DIRECTIONS FOR THIS TASK — Gather the lines below that include the string "SuNnYboy", copying each in full.

SUPPLIED MATERIAL —
------------
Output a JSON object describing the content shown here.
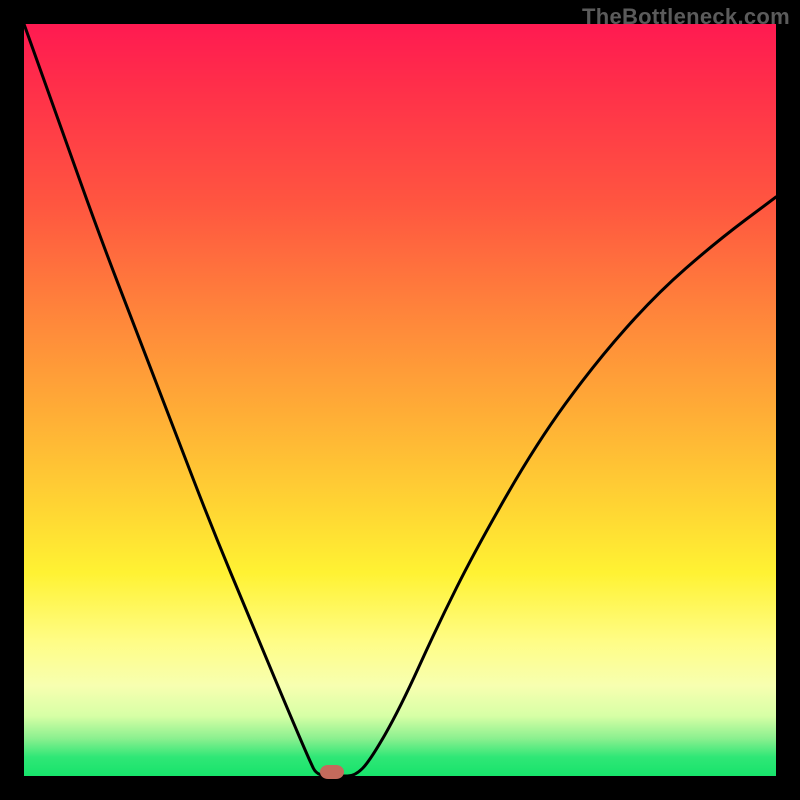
{
  "watermark": "TheBottleneck.com",
  "colors": {
    "frame_bg": "#000000",
    "curve_stroke": "#000000",
    "marker_fill": "#c46a5c",
    "watermark_text": "#5b5b5b"
  },
  "chart_data": {
    "type": "line",
    "title": "",
    "xlabel": "",
    "ylabel": "",
    "xlim": [
      0,
      1
    ],
    "ylim": [
      0,
      1
    ],
    "note": "Axes are unlabeled; values are normalized estimates read from pixel positions. y=1 at top, y=0 at bottom; x=0 at left, x=1 at right.",
    "series": [
      {
        "name": "curve",
        "x": [
          0.0,
          0.05,
          0.1,
          0.15,
          0.2,
          0.25,
          0.3,
          0.35,
          0.38,
          0.39,
          0.42,
          0.44,
          0.46,
          0.5,
          0.55,
          0.6,
          0.68,
          0.76,
          0.84,
          0.92,
          1.0
        ],
        "y": [
          1.0,
          0.86,
          0.72,
          0.59,
          0.46,
          0.33,
          0.21,
          0.09,
          0.02,
          0.0,
          0.0,
          0.0,
          0.02,
          0.09,
          0.2,
          0.3,
          0.44,
          0.55,
          0.64,
          0.71,
          0.77
        ]
      }
    ],
    "marker": {
      "x": 0.41,
      "y": 0.0
    },
    "gradient_stops": [
      {
        "pos": 0.0,
        "color": "#ff1a51"
      },
      {
        "pos": 0.08,
        "color": "#ff2e4a"
      },
      {
        "pos": 0.24,
        "color": "#ff5640"
      },
      {
        "pos": 0.38,
        "color": "#ff833b"
      },
      {
        "pos": 0.52,
        "color": "#ffae36"
      },
      {
        "pos": 0.64,
        "color": "#ffd433"
      },
      {
        "pos": 0.73,
        "color": "#fff233"
      },
      {
        "pos": 0.82,
        "color": "#fffd85"
      },
      {
        "pos": 0.88,
        "color": "#f7ffb0"
      },
      {
        "pos": 0.92,
        "color": "#d7ffa6"
      },
      {
        "pos": 0.95,
        "color": "#8bf08f"
      },
      {
        "pos": 0.975,
        "color": "#2fe776"
      },
      {
        "pos": 1.0,
        "color": "#17e36b"
      }
    ]
  }
}
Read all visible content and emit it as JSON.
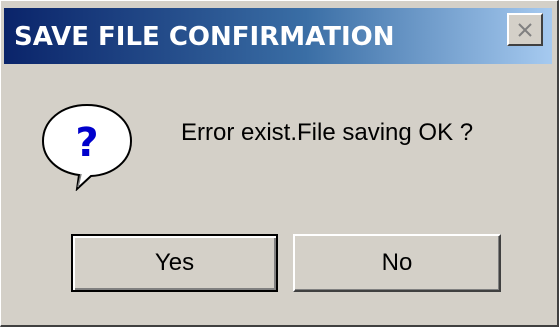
{
  "window": {
    "title": "SAVE FILE CONFIRMATION",
    "close_icon": "close-icon"
  },
  "body": {
    "icon": "question-icon",
    "icon_glyph": "?",
    "message": "Error exist.File saving OK ?"
  },
  "buttons": {
    "yes_label": "Yes",
    "no_label": "No",
    "default": "yes"
  },
  "colors": {
    "titlebar_start": "#0a246a",
    "titlebar_end": "#a6caf0",
    "dialog_bg": "#d4d0c8",
    "icon_question": "#0000cc"
  }
}
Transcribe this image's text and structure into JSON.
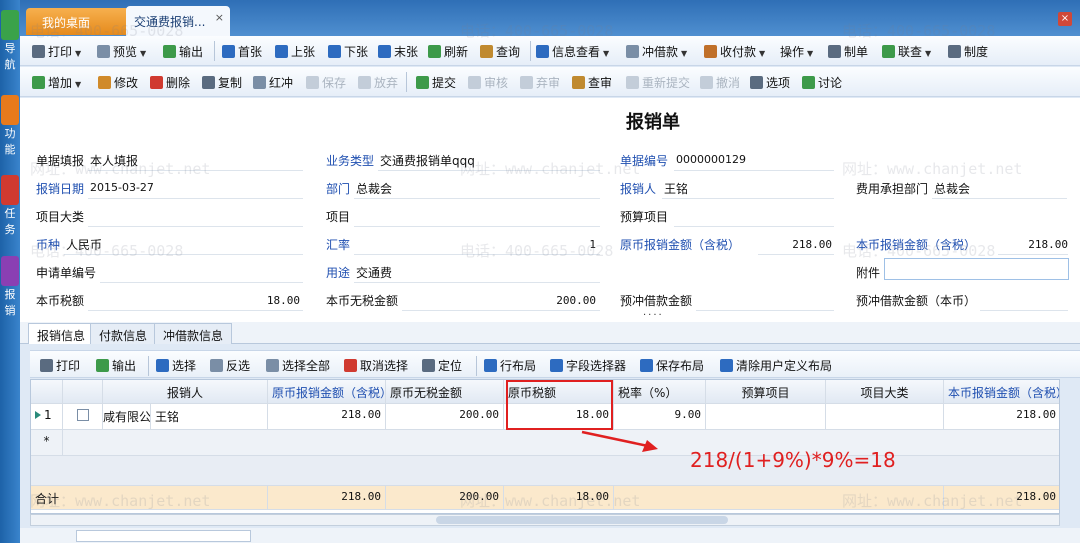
{
  "leftbar": {
    "items": [
      "导航",
      "功能",
      "任务",
      "报销"
    ]
  },
  "tabs": {
    "home": "我的桌面",
    "current": "交通费报销...",
    "close": "×"
  },
  "toolbar1": [
    {
      "label": "打印",
      "dd": true
    },
    {
      "label": "预览",
      "dd": true
    },
    {
      "label": "输出"
    },
    {
      "label": "首张"
    },
    {
      "label": "上张"
    },
    {
      "label": "下张"
    },
    {
      "label": "末张"
    },
    {
      "label": "刷新"
    },
    {
      "label": "查询"
    },
    {
      "label": "信息查看",
      "dd": true
    },
    {
      "label": "冲借款",
      "dd": true
    },
    {
      "label": "收付款",
      "dd": true
    },
    {
      "label": "操作",
      "dd": true
    },
    {
      "label": "制单"
    },
    {
      "label": "联查",
      "dd": true
    },
    {
      "label": "制度"
    }
  ],
  "toolbar2": [
    {
      "label": "增加",
      "dd": true
    },
    {
      "label": "修改"
    },
    {
      "label": "删除"
    },
    {
      "label": "复制"
    },
    {
      "label": "红冲"
    },
    {
      "label": "保存",
      "disabled": true
    },
    {
      "label": "放弃",
      "disabled": true
    },
    {
      "label": "提交"
    },
    {
      "label": "审核",
      "disabled": true
    },
    {
      "label": "弃审",
      "disabled": true
    },
    {
      "label": "查审"
    },
    {
      "label": "重新提交",
      "disabled": true
    },
    {
      "label": "撤消",
      "disabled": true
    },
    {
      "label": "选项"
    },
    {
      "label": "讨论"
    }
  ],
  "form": {
    "title": "报销单",
    "fields": {
      "fill_type_label": "单据填报",
      "fill_type_value": "本人填报",
      "biz_type_label": "业务类型",
      "biz_type_value": "交通费报销单qqq",
      "doc_no_label": "单据编号",
      "doc_no_value": "0000000129",
      "date_label": "报销日期",
      "date_value": "2015-03-27",
      "dept_label": "部门",
      "dept_value": "总裁会",
      "claimant_label": "报销人",
      "claimant_value": "王铭",
      "cost_dept_label": "费用承担部门",
      "cost_dept_value": "总裁会",
      "project_class_label": "项目大类",
      "project_label": "项目",
      "budget_item_label": "预算项目",
      "currency_label": "币种",
      "currency_value": "人民币",
      "rate_label": "汇率",
      "rate_value": "1",
      "orig_amount_label": "原币报销金额（含税）",
      "orig_amount_value": "218.00",
      "local_amount_label": "本币报销金额（含税）",
      "local_amount_value": "218.00",
      "apply_no_label": "申请单编号",
      "purpose_label": "用途",
      "purpose_value": "交通费",
      "attach_label": "附件",
      "local_tax_label": "本币税额",
      "local_tax_value": "18.00",
      "local_notax_label": "本币无税金额",
      "local_notax_value": "200.00",
      "prepay_label": "预冲借款金额",
      "prepay_local_label": "预冲借款金额（本币）",
      "dots": "····"
    }
  },
  "subtabs": [
    "报销信息",
    "付款信息",
    "冲借款信息"
  ],
  "grid_toolbar": [
    "打印",
    "输出",
    "选择",
    "反选",
    "选择全部",
    "取消选择",
    "定位",
    "行布局",
    "字段选择器",
    "保存布局",
    "清除用户定义布局"
  ],
  "grid": {
    "headers": [
      "",
      "",
      "报销人",
      "原币报销金额（含税）",
      "原币无税金额",
      "原币税额",
      "税率（%）",
      "预算项目",
      "项目大类",
      "本币报销金额（含税）"
    ],
    "row": {
      "index": "1",
      "company": "咸有限公司",
      "claimant": "王铭",
      "orig_amount": "218.00",
      "orig_notax": "200.00",
      "orig_tax": "18.00",
      "tax_rate": "9.00",
      "local_amount": "218.00"
    },
    "new_row_marker": "*",
    "sum": {
      "label": "合计",
      "orig_amount": "218.00",
      "orig_notax": "200.00",
      "orig_tax": "18.00",
      "local_amount": "218.00"
    }
  },
  "annotation": {
    "formula": "218/(1+9%)*9%=18",
    "color": "#e02020"
  },
  "watermark": {
    "phone": "电话：400-665-0028",
    "url": "网址：www.chanjet.net"
  }
}
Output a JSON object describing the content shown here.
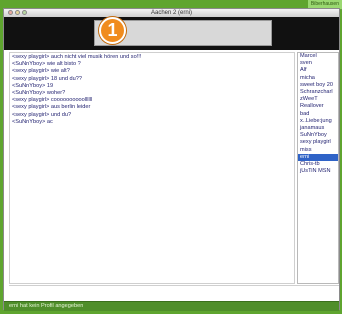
{
  "window": {
    "title": "Aachen 2 (erni)"
  },
  "corner_ribbon": {
    "label": "Biberhausen"
  },
  "topbar": {
    "badge_number": "1"
  },
  "chat": {
    "lines": [
      "<sexy playgirl> auch nicht viel musik hören und so!!!",
      "<SuNnYboy> wie alt bisto ?",
      "<sexy playgirl> wie alt?",
      "<sexy playgirl> 18 und du??",
      "<SuNnYboy> 19",
      "<SuNnYboy> woher?",
      "<sexy playgirl> coooooooooollllll",
      "<sexy playgirl> aus berlin leider",
      "<sexy playgirl> und du?",
      "<SuNnYboy> ac"
    ]
  },
  "users": [
    {
      "name": "Marcel"
    },
    {
      "name": "sven"
    },
    {
      "name": "Alf"
    },
    {
      "name": "micha"
    },
    {
      "name": "sweet boy 20"
    },
    {
      "name": "Schranzcharl"
    },
    {
      "name": "zWeeT"
    },
    {
      "name": "Reallover"
    },
    {
      "name": "bad"
    },
    {
      "name": "x..Liebe:jung"
    },
    {
      "name": "janamaus"
    },
    {
      "name": "SuNnYboy"
    },
    {
      "name": "sexy playgirl"
    },
    {
      "name": "miss"
    },
    {
      "name": "erni"
    },
    {
      "name": "Chris-tb"
    },
    {
      "name": "jUsTiN MSN"
    }
  ],
  "selected_user_index": 14,
  "status": {
    "text": "erni hat kein Profil angegeben"
  },
  "colors": {
    "desktop": "#5fa52f",
    "topbar": "#111111",
    "badge": "#f08c1e",
    "selection": "#2f63c7",
    "statusbar": "#4f8e2a"
  }
}
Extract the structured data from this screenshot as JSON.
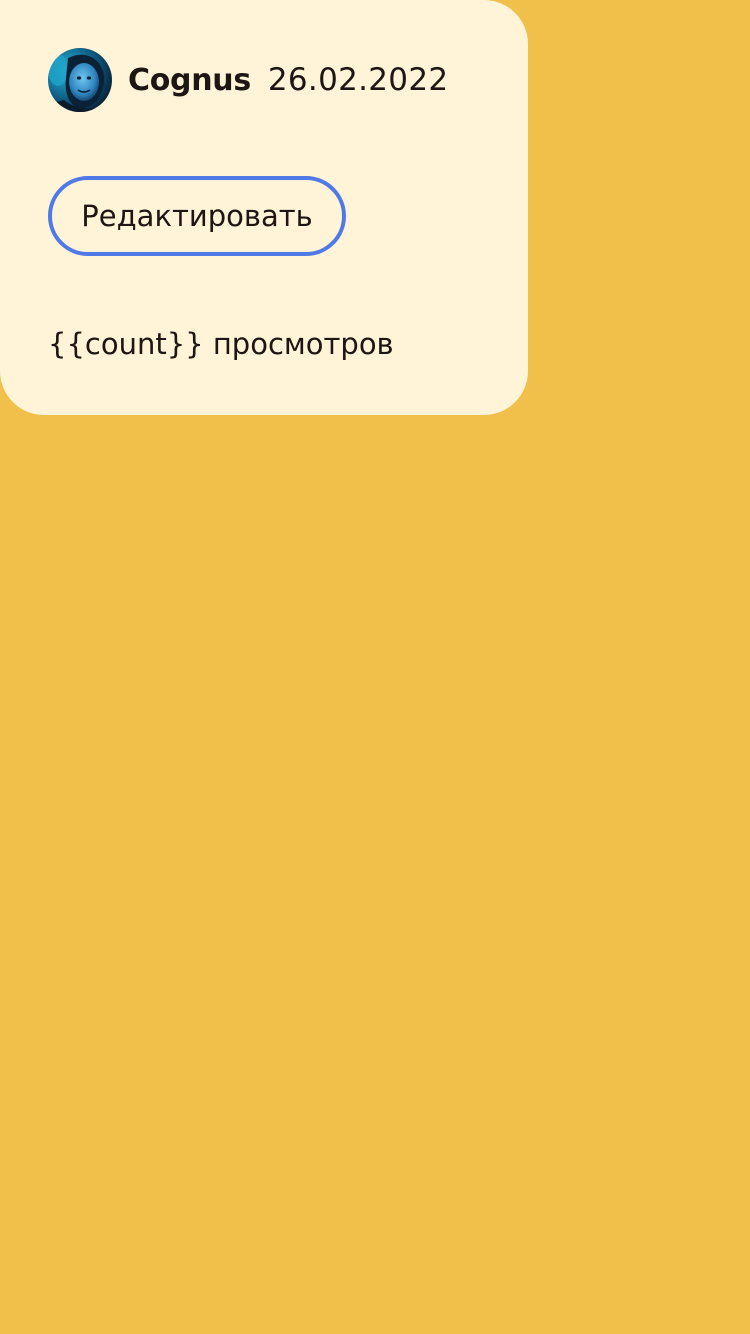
{
  "post": {
    "author": "Cognus",
    "date": "26.02.2022",
    "avatar_icon": "user-avatar",
    "edit_label": "Редактировать",
    "views_label": "{{count}} просмотров"
  },
  "colors": {
    "background": "#f0c04b",
    "card": "#fff3d8",
    "button_border": "#4f79e7",
    "text": "#1e1612"
  }
}
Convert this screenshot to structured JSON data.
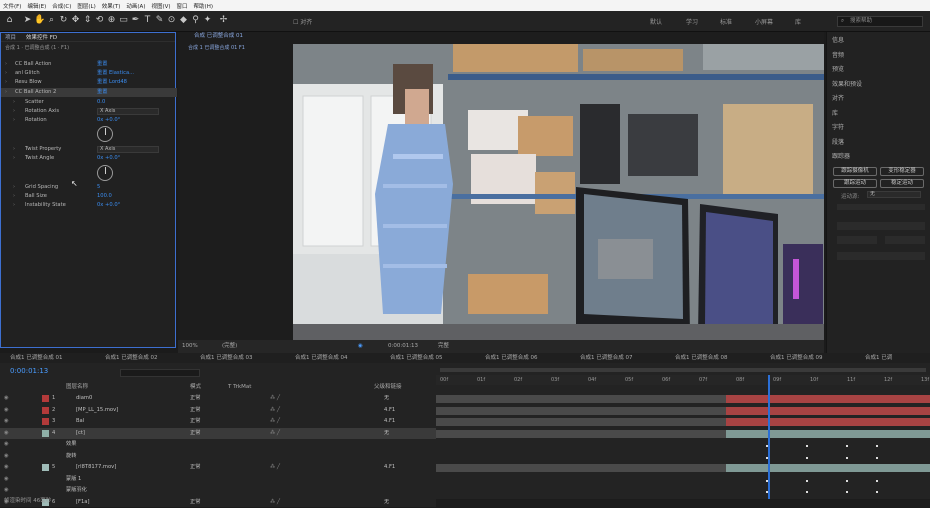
{
  "menu": [
    "文件(F)",
    "编辑(E)",
    "合成(C)",
    "图层(L)",
    "效果(T)",
    "动画(A)",
    "视图(V)",
    "窗口",
    "帮助(H)"
  ],
  "toolbar": {
    "snapping_label": "对齐",
    "workspaces": [
      "默认",
      "学习",
      "标准",
      "小屏幕",
      "库"
    ],
    "search_placeholder": "搜索帮助"
  },
  "left_panel": {
    "tabs": [
      "项目",
      "效果控件 FD"
    ],
    "header": "合成 1 · 已调整合成 (1 · F1)",
    "rows": [
      {
        "label": "CC Ball Action",
        "value": "重置",
        "indent": 0
      },
      {
        "label": "anl Glitch",
        "value": "重置  Elastica...",
        "indent": 0
      },
      {
        "label": "Resu Blow",
        "value": "重置  Lord48",
        "indent": 0
      },
      {
        "label": "CC Ball Action 2",
        "value": "重置",
        "indent": 0,
        "selected": true
      },
      {
        "label": "Scatter",
        "value": "0.0",
        "indent": 1
      },
      {
        "label": "Rotation Axis",
        "value": "X Axis",
        "indent": 1,
        "dropdown": true
      },
      {
        "label": "Rotation",
        "value": "0x +0.0°",
        "indent": 1
      },
      {
        "label": "Twist Property",
        "value": "X Axis",
        "indent": 1,
        "dropdown": true
      },
      {
        "label": "Twist Angle",
        "value": "0x +0.0°",
        "indent": 1
      },
      {
        "label": "Grid Spacing",
        "value": "5",
        "indent": 1
      },
      {
        "label": "Ball Size",
        "value": "100.0",
        "indent": 1
      },
      {
        "label": "Instability State",
        "value": "0x +0.0°",
        "indent": 1
      }
    ]
  },
  "viewer": {
    "tab_label": "合成 已调整合成 01",
    "breadcrumb": "合成 1 已调整合成 01   F1",
    "zoom": "(完整)",
    "timecode": "0:00:01:13",
    "resolution": "完整"
  },
  "right_panel": {
    "items": [
      "信息",
      "音频",
      "预览",
      "效果和预设",
      "对齐",
      "库",
      "字符",
      "段落",
      "跟踪器"
    ],
    "tracker_buttons": [
      "跟踪摄像机",
      "变形稳定器",
      "跟踪运动",
      "稳定运动"
    ],
    "motion_source_label": "运动源:",
    "motion_source_value": "无"
  },
  "timeline": {
    "comp_tabs": [
      "合成1 已调整合成 01",
      "合成1 已调整合成 02",
      "合成1 已调整合成 03",
      "合成1 已调整合成 04",
      "合成1 已调整合成 05",
      "合成1 已调整合成 06",
      "合成1 已调整合成 07",
      "合成1 已调整合成 08",
      "合成1 已调整合成 09",
      "合成1 已调"
    ],
    "timecode": "0:00:01:13",
    "columns": [
      "图层名称",
      "模式",
      "T TrkMat",
      "父级和链接"
    ],
    "layers": [
      {
        "num": "1",
        "name": "diam0",
        "color": "#b33a3a",
        "mode": "正常",
        "parent": "无"
      },
      {
        "num": "2",
        "name": "[MP_LL_15.mov]",
        "color": "#b33a3a",
        "mode": "正常",
        "parent": "4.F1"
      },
      {
        "num": "3",
        "name": "Bal",
        "color": "#b33a3a",
        "mode": "正常",
        "parent": "4.F1"
      },
      {
        "num": "4",
        "name": "[ct]",
        "color": "#8fb0a8",
        "mode": "正常",
        "parent": "无",
        "selected": true
      },
      {
        "num": "",
        "name": "效果",
        "color": "",
        "mode": "",
        "parent": ""
      },
      {
        "num": "",
        "name": "旋转",
        "color": "",
        "mode": "",
        "parent": ""
      },
      {
        "num": "5",
        "name": "[rl8T8177.mov]",
        "color": "#9fbcb8",
        "mode": "正常",
        "parent": "4.F1"
      },
      {
        "num": "",
        "name": "蒙版 1",
        "color": "",
        "mode": "",
        "parent": ""
      },
      {
        "num": "",
        "name": "蒙版羽化",
        "color": "",
        "mode": "",
        "parent": ""
      },
      {
        "num": "6",
        "name": "[F1a]",
        "color": "#9fbcb8",
        "mode": "正常",
        "parent": "无"
      }
    ],
    "ruler_labels": [
      "00f",
      "01f",
      "02f",
      "03f",
      "04f",
      "05f",
      "06f",
      "07f",
      "08f",
      "09f",
      "10f",
      "11f",
      "12f",
      "13f"
    ],
    "status": "帧渲染时间 46毫秒"
  },
  "colors": {
    "accent": "#3b8df0",
    "selection": "#3d6fd0",
    "layer_red": "#b33a3a",
    "layer_teal": "#8fb0a8"
  }
}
------------
RESULT OF THE EXERCISE —
      "<SuNnYboy> wie alt bisto ?",
      "<SuNnYboy> 19",
      "<SuNnYboy> woher?",
      "<SuNnYboy> ac"
      "name": "SuNnYboy"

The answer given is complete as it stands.